The Best Singles of the ’00s

Best Singles of the 00s

We will always be a light

130. Stars – “Ageless Beauty”
(2005; Arts & Crafts)

I’d be surprised to learn that the members of Stars weren’t English majors. “Your Ex-Lover is Dead” is a perfectly constructed short story. “Ageless Beauty,” on the other hand, is a prose poem. It’s more concealed, more imagistic, rather than literal. Amy Millan takes center stage, pairing her glorious voice with driving guitars that never let up. The lyrics can be read in a few different ways, but any way you slice it, we see imagery of aging, yet, as the title suggests, life, love and beauty live on. I don’t know what lifts my spirits more, the lines, “Underestimated, undefeated in this love,” or the New Order-like coda from Chris Seligman. Genius. – Terrance Terich

Because it’s perennial don’t make it less real

129. Simian Mobile Disco – “I Believe”
(2007; Wichita)

As evident from new releases by The Prodigy and Crystal Method, big beat, apparently, won’t go away as easily as we hoped. Fortunately, there have been numerous bright spots from the genre’s successors, most notably Simian Mobile Disco, who put aside the recycled crates of hyperactive funk for this light and bouncy psych-pop banger. The synths, how they flutter, bubble and bristle. The beats, how they ping and pong. It’s a wonderfully shimmering sound, but what’s most remarkable is just how calmly and seductively it entices the listener to start moving. And to think, these guys used to be in a rock band. – Jeff Terich

We’ve got devils chasing us to hunt us down

128. Loney, Dear – “I Am John”
(2007; Regal)

GIVEN INSTRUCTION: From the best-singles list above, pull out the passage from "130. Stars –" to "(2007; Wichita)" word for word.

Element and region data
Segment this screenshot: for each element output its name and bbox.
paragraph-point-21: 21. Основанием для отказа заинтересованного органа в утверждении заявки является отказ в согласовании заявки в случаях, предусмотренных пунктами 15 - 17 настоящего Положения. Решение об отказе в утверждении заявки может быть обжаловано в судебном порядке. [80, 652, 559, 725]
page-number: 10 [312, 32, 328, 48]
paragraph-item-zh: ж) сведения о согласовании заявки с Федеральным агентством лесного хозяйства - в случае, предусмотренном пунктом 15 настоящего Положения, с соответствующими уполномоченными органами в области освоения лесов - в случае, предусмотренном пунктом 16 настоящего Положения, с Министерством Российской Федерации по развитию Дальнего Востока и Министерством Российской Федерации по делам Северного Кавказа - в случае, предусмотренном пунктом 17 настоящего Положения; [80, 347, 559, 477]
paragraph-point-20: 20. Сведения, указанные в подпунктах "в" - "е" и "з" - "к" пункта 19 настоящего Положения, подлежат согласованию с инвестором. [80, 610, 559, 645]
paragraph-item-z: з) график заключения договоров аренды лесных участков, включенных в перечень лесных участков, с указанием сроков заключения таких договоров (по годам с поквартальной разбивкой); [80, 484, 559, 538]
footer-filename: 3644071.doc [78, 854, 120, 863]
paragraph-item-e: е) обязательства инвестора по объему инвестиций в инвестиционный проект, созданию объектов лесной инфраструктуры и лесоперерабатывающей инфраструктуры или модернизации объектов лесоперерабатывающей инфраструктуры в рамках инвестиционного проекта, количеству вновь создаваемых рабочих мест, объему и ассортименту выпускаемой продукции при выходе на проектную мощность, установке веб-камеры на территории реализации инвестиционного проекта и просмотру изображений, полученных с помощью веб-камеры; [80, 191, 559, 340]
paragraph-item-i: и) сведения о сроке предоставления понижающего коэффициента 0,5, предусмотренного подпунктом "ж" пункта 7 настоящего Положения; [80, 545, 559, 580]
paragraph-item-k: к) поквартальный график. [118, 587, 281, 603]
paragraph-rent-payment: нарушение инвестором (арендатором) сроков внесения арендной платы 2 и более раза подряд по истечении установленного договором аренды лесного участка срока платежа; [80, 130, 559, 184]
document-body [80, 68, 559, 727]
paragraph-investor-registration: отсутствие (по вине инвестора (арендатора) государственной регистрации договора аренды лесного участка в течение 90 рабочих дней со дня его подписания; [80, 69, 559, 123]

RIGHT ANSWER:
130. Stars – “Ageless Beauty”
(2005; Arts & Crafts)

I’d be surprised to learn that the members of Stars weren’t English majors. “Your Ex-Lover is Dead” is a perfectly constructed short story. “Ageless Beauty,” on the other hand, is a prose poem. It’s more concealed, more imagistic, rather than literal. Amy Millan takes center stage, pairing her glorious voice with driving guitars that never let up. The lyrics can be read in a few different ways, but any way you slice it, we see imagery of aging, yet, as the title suggests, life, love and beauty live on. I don’t know what lifts my spirits more, the lines, “Underestimated, undefeated in this love,” or the New Order-like coda from Chris Seligman. Genius. – Terrance Terich

Because it’s perennial don’t make it less real

129. Simian Mobile Disco – “I Believe”
(2007; Wichita)